# [Task instructions]
Show every line that has the string "Temperatur" in it.

## Start Entries supplied

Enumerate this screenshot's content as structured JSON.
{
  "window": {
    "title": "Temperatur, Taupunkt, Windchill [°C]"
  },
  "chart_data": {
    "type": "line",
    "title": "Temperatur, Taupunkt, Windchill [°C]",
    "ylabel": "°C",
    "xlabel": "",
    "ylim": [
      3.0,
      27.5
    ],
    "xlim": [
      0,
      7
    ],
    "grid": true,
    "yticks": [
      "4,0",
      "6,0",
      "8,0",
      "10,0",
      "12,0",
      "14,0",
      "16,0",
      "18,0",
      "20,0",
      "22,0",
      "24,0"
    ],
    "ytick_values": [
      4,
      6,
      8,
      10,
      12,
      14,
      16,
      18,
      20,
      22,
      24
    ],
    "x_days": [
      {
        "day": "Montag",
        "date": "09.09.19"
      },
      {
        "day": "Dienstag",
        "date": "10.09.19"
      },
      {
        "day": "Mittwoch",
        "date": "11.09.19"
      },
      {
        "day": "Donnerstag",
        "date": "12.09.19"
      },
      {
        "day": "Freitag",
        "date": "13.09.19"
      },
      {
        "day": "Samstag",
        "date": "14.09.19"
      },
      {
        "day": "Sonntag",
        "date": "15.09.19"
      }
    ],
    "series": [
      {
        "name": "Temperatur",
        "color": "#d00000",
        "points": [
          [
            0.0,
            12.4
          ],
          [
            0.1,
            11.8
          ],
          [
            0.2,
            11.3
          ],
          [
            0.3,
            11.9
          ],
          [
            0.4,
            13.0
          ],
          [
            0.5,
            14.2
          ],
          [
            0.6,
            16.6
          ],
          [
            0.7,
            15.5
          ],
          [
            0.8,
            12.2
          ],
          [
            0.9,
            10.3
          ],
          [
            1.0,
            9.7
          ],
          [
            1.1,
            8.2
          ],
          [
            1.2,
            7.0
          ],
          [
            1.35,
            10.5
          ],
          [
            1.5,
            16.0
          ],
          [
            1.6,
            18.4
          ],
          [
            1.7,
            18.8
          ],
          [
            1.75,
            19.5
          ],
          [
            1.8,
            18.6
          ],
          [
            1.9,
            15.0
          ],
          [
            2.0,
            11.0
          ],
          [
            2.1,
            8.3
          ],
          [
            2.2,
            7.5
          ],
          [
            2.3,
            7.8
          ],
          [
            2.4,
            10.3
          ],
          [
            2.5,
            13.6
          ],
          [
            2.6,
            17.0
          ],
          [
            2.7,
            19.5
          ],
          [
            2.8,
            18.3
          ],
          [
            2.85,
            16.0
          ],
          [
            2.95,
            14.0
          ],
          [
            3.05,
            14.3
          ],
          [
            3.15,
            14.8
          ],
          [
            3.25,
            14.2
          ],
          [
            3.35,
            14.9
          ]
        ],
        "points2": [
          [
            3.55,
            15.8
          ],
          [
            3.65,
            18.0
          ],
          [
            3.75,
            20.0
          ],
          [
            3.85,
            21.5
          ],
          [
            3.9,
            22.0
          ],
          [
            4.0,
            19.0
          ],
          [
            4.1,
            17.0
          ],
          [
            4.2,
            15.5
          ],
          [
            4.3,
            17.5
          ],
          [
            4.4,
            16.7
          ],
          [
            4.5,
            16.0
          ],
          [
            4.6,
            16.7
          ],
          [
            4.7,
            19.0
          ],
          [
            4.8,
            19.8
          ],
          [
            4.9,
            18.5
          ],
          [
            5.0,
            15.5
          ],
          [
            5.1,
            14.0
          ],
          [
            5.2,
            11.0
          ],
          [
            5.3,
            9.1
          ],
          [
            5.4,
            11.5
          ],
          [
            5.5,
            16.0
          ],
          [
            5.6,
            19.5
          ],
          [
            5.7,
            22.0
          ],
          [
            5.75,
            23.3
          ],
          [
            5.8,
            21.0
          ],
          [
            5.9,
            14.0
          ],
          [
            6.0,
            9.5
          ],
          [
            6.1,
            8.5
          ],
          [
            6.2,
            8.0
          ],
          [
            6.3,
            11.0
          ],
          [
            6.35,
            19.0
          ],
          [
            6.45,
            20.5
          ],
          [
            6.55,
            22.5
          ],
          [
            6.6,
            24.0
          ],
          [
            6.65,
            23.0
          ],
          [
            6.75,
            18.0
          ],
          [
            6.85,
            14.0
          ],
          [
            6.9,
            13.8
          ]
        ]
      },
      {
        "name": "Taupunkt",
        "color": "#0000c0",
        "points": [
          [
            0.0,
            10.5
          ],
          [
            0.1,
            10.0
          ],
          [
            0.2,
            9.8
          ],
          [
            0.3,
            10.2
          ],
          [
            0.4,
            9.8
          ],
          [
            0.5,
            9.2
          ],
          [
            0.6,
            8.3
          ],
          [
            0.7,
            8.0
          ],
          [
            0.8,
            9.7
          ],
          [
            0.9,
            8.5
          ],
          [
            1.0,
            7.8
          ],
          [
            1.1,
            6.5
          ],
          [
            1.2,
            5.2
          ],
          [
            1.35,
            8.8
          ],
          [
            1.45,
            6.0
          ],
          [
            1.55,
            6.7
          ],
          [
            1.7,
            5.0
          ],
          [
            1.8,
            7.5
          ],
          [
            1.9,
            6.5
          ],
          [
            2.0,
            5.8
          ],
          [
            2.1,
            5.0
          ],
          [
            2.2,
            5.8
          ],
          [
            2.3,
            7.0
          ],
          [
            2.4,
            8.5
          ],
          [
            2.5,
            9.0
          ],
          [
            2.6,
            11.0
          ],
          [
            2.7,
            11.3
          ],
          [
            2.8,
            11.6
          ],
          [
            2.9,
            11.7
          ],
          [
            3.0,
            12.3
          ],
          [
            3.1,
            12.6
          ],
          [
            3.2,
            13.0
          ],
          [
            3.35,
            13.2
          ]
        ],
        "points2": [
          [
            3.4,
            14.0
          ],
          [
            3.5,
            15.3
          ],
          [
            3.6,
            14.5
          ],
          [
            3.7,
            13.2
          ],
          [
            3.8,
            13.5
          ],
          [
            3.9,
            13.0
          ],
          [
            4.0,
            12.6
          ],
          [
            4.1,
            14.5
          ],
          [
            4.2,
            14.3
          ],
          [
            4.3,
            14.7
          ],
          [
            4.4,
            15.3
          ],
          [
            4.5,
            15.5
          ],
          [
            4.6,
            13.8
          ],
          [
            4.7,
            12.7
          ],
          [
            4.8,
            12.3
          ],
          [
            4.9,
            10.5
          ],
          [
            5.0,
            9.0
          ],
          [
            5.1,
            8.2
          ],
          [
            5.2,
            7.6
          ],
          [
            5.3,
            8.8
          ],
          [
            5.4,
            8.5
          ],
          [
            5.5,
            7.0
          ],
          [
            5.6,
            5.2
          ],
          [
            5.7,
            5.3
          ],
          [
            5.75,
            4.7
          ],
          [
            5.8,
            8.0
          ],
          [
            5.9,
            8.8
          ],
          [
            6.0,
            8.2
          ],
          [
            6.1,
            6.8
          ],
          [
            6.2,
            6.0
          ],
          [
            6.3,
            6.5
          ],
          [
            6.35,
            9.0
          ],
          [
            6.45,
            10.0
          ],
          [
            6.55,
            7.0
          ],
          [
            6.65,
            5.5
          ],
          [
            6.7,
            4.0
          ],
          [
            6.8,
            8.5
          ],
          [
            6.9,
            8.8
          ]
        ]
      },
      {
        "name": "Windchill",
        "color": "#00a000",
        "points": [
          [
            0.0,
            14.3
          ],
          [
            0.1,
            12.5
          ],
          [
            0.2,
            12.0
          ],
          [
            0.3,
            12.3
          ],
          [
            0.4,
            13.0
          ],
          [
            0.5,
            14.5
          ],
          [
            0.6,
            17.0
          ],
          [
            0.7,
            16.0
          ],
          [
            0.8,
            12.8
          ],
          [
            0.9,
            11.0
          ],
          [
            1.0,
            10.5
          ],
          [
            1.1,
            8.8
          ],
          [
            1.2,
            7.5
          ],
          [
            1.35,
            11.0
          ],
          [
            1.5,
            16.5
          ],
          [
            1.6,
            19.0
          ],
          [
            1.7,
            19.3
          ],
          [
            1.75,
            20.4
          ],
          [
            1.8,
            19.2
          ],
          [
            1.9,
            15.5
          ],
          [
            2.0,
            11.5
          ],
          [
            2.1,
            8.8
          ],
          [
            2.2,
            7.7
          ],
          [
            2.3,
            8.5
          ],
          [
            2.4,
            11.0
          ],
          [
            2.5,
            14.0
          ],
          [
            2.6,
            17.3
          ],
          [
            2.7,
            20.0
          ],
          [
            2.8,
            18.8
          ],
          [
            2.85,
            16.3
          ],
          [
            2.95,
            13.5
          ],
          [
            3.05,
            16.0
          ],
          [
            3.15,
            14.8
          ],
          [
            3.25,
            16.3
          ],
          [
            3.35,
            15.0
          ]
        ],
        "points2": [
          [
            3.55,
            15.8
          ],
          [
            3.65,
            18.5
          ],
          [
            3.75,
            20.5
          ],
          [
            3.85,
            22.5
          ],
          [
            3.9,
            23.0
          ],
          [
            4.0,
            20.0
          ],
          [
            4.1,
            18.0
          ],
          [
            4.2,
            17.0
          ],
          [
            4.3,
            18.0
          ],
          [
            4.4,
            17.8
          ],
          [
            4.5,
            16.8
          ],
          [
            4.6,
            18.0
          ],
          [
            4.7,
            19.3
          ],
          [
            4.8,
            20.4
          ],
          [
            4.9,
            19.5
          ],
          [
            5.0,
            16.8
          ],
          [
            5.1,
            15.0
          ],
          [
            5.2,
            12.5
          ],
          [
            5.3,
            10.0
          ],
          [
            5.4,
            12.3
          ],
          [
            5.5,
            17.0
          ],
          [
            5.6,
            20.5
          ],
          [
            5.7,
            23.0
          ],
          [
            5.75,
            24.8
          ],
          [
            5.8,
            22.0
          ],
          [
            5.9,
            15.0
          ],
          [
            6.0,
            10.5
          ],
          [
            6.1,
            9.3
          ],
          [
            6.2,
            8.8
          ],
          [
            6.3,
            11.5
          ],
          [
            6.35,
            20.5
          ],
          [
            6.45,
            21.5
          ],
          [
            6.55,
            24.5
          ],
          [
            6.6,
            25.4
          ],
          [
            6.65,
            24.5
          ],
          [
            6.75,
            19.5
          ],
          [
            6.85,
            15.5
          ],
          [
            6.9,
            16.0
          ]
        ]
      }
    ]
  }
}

## End Entries supplied

# [Result]
    "title": "Temperatur, Taupunkt, Windchill [°C]"
    "title": "Temperatur, Taupunkt, Windchill [°C]",
        "name": "Temperatur",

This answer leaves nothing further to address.